◆ SHORT EXERCISE:
Scan the lines below for the word "title". Copy each line you find it in.

--- DATA ROWS ---

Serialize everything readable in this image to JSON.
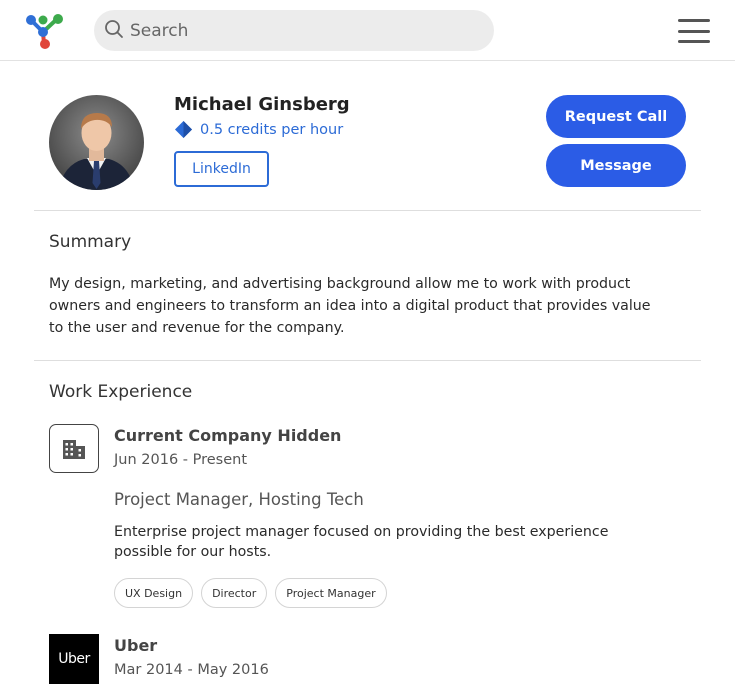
{
  "header": {
    "search_placeholder": "Search"
  },
  "profile": {
    "name": "Michael Ginsberg",
    "credits": "0.5 credits per hour",
    "linkedin_label": "LinkedIn",
    "request_call_label": "Request Call",
    "message_label": "Message"
  },
  "summary": {
    "title": "Summary",
    "text": "My design, marketing, and advertising background allow me to work with product owners and engineers to transform an idea into a digital product that provides value to the user and revenue for the company."
  },
  "work": {
    "title": "Work Experience",
    "jobs": [
      {
        "company": "Current Company Hidden",
        "dates": "Jun 2016 - Present",
        "role": "Project Manager, Hosting Tech",
        "description": "Enterprise project manager focused on providing the best experience possible for our hosts.",
        "tags": [
          "UX Design",
          "Director",
          "Project Manager"
        ]
      },
      {
        "company": "Uber",
        "logo_text": "Uber",
        "dates": "Mar 2014 - May 2016"
      }
    ]
  },
  "colors": {
    "accent": "#2b5ce6",
    "link": "#2c6bd6",
    "logo_blue": "#2f6fd6",
    "logo_green": "#3daa4c",
    "logo_red": "#e0453a"
  },
  "icons": {
    "logo": "app-logo-icon",
    "search": "search-icon",
    "menu": "hamburger-menu-icon",
    "credits": "diamond-tag-icon",
    "company": "building-icon"
  }
}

---

◆ FULL RESPONSE:
    "title": "Summary",
    "title": "Work Experience",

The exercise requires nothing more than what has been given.